**MATERIAL FOR THE TASK**
______

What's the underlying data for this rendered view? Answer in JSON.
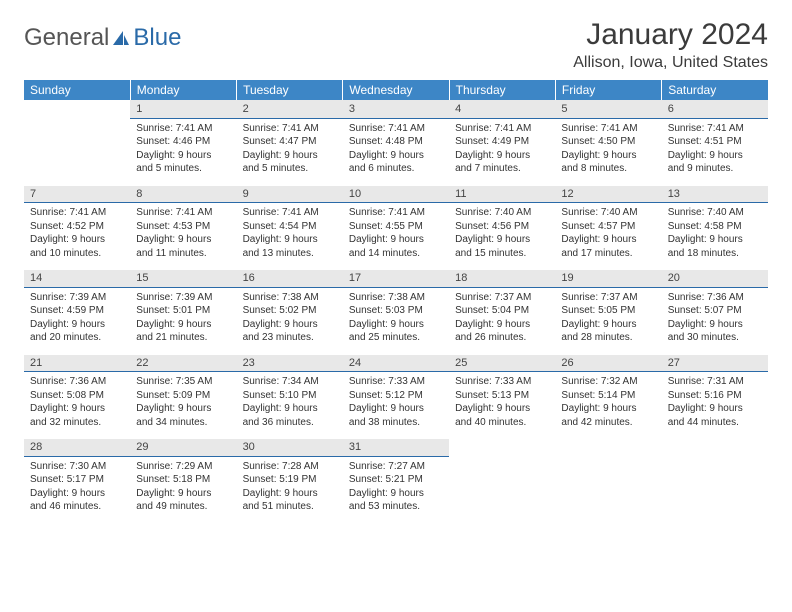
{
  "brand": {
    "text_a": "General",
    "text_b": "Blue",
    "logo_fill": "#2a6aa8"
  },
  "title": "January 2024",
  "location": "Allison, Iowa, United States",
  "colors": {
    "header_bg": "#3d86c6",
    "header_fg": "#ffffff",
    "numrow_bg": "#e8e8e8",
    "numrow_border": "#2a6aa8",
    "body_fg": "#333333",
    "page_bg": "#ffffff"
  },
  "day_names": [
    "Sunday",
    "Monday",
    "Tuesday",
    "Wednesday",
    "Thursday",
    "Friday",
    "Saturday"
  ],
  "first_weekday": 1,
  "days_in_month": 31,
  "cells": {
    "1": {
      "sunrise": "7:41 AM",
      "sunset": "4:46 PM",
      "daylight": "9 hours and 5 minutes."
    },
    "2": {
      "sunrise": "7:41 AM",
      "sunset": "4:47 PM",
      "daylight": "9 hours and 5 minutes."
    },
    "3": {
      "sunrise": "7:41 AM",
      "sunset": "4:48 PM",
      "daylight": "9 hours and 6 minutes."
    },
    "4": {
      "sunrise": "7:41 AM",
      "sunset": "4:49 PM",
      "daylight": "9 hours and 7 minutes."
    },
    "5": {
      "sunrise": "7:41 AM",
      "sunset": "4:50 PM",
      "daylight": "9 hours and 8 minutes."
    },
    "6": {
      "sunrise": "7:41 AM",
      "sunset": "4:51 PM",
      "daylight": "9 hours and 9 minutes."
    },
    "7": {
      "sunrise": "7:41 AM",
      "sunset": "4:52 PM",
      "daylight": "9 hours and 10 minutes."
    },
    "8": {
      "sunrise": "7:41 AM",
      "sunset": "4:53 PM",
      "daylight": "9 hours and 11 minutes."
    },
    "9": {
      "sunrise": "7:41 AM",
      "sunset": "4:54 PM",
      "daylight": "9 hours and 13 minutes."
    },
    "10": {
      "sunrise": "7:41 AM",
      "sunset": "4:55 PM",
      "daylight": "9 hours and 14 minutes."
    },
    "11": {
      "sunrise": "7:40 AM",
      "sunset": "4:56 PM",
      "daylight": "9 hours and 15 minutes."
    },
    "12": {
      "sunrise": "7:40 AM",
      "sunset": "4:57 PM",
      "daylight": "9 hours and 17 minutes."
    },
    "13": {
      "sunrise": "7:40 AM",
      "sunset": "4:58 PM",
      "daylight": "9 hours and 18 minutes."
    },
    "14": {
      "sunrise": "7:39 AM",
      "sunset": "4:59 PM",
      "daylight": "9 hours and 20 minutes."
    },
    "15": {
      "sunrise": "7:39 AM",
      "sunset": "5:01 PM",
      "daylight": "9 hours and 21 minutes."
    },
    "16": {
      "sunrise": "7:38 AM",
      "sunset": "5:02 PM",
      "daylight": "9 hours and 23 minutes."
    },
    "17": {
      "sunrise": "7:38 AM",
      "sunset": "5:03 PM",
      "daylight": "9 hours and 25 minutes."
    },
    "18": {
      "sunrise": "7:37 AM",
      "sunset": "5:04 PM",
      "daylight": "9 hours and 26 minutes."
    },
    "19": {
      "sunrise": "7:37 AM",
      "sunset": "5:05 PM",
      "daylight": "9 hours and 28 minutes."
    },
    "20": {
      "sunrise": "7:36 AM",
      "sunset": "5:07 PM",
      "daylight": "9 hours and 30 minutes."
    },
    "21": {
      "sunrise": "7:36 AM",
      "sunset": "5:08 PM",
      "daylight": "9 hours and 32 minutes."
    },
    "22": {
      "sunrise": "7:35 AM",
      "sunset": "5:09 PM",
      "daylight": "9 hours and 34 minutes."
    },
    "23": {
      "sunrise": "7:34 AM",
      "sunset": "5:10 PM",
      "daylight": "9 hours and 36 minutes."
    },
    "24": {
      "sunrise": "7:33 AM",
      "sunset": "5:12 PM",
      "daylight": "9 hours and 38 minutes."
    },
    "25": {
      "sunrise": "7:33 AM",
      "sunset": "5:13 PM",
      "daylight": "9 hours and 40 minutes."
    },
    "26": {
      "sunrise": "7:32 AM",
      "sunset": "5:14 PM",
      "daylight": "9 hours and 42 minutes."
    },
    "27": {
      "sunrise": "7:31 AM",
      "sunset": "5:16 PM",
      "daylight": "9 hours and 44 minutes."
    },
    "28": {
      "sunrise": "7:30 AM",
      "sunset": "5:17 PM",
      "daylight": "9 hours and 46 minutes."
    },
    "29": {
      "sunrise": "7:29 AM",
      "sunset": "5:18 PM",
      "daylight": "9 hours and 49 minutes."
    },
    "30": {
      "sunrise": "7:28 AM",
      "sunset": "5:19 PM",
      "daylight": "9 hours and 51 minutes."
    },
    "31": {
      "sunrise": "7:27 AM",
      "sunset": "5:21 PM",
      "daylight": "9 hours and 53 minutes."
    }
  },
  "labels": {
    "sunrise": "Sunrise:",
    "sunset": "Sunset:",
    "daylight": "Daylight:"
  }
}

______

**AIM**
All the records need to be repeated exactly, with the images dropped.

**FINAL RESULT**
What's the underlying data for this rendered view? Answer in JSON.
{
  "brand": {
    "text_a": "General",
    "text_b": "Blue",
    "logo_fill": "#2a6aa8"
  },
  "title": "January 2024",
  "location": "Allison, Iowa, United States",
  "colors": {
    "header_bg": "#3d86c6",
    "header_fg": "#ffffff",
    "numrow_bg": "#e8e8e8",
    "numrow_border": "#2a6aa8",
    "body_fg": "#333333",
    "page_bg": "#ffffff"
  },
  "day_names": [
    "Sunday",
    "Monday",
    "Tuesday",
    "Wednesday",
    "Thursday",
    "Friday",
    "Saturday"
  ],
  "first_weekday": 1,
  "days_in_month": 31,
  "cells": {
    "1": {
      "sunrise": "7:41 AM",
      "sunset": "4:46 PM",
      "daylight": "9 hours and 5 minutes."
    },
    "2": {
      "sunrise": "7:41 AM",
      "sunset": "4:47 PM",
      "daylight": "9 hours and 5 minutes."
    },
    "3": {
      "sunrise": "7:41 AM",
      "sunset": "4:48 PM",
      "daylight": "9 hours and 6 minutes."
    },
    "4": {
      "sunrise": "7:41 AM",
      "sunset": "4:49 PM",
      "daylight": "9 hours and 7 minutes."
    },
    "5": {
      "sunrise": "7:41 AM",
      "sunset": "4:50 PM",
      "daylight": "9 hours and 8 minutes."
    },
    "6": {
      "sunrise": "7:41 AM",
      "sunset": "4:51 PM",
      "daylight": "9 hours and 9 minutes."
    },
    "7": {
      "sunrise": "7:41 AM",
      "sunset": "4:52 PM",
      "daylight": "9 hours and 10 minutes."
    },
    "8": {
      "sunrise": "7:41 AM",
      "sunset": "4:53 PM",
      "daylight": "9 hours and 11 minutes."
    },
    "9": {
      "sunrise": "7:41 AM",
      "sunset": "4:54 PM",
      "daylight": "9 hours and 13 minutes."
    },
    "10": {
      "sunrise": "7:41 AM",
      "sunset": "4:55 PM",
      "daylight": "9 hours and 14 minutes."
    },
    "11": {
      "sunrise": "7:40 AM",
      "sunset": "4:56 PM",
      "daylight": "9 hours and 15 minutes."
    },
    "12": {
      "sunrise": "7:40 AM",
      "sunset": "4:57 PM",
      "daylight": "9 hours and 17 minutes."
    },
    "13": {
      "sunrise": "7:40 AM",
      "sunset": "4:58 PM",
      "daylight": "9 hours and 18 minutes."
    },
    "14": {
      "sunrise": "7:39 AM",
      "sunset": "4:59 PM",
      "daylight": "9 hours and 20 minutes."
    },
    "15": {
      "sunrise": "7:39 AM",
      "sunset": "5:01 PM",
      "daylight": "9 hours and 21 minutes."
    },
    "16": {
      "sunrise": "7:38 AM",
      "sunset": "5:02 PM",
      "daylight": "9 hours and 23 minutes."
    },
    "17": {
      "sunrise": "7:38 AM",
      "sunset": "5:03 PM",
      "daylight": "9 hours and 25 minutes."
    },
    "18": {
      "sunrise": "7:37 AM",
      "sunset": "5:04 PM",
      "daylight": "9 hours and 26 minutes."
    },
    "19": {
      "sunrise": "7:37 AM",
      "sunset": "5:05 PM",
      "daylight": "9 hours and 28 minutes."
    },
    "20": {
      "sunrise": "7:36 AM",
      "sunset": "5:07 PM",
      "daylight": "9 hours and 30 minutes."
    },
    "21": {
      "sunrise": "7:36 AM",
      "sunset": "5:08 PM",
      "daylight": "9 hours and 32 minutes."
    },
    "22": {
      "sunrise": "7:35 AM",
      "sunset": "5:09 PM",
      "daylight": "9 hours and 34 minutes."
    },
    "23": {
      "sunrise": "7:34 AM",
      "sunset": "5:10 PM",
      "daylight": "9 hours and 36 minutes."
    },
    "24": {
      "sunrise": "7:33 AM",
      "sunset": "5:12 PM",
      "daylight": "9 hours and 38 minutes."
    },
    "25": {
      "sunrise": "7:33 AM",
      "sunset": "5:13 PM",
      "daylight": "9 hours and 40 minutes."
    },
    "26": {
      "sunrise": "7:32 AM",
      "sunset": "5:14 PM",
      "daylight": "9 hours and 42 minutes."
    },
    "27": {
      "sunrise": "7:31 AM",
      "sunset": "5:16 PM",
      "daylight": "9 hours and 44 minutes."
    },
    "28": {
      "sunrise": "7:30 AM",
      "sunset": "5:17 PM",
      "daylight": "9 hours and 46 minutes."
    },
    "29": {
      "sunrise": "7:29 AM",
      "sunset": "5:18 PM",
      "daylight": "9 hours and 49 minutes."
    },
    "30": {
      "sunrise": "7:28 AM",
      "sunset": "5:19 PM",
      "daylight": "9 hours and 51 minutes."
    },
    "31": {
      "sunrise": "7:27 AM",
      "sunset": "5:21 PM",
      "daylight": "9 hours and 53 minutes."
    }
  },
  "labels": {
    "sunrise": "Sunrise:",
    "sunset": "Sunset:",
    "daylight": "Daylight:"
  }
}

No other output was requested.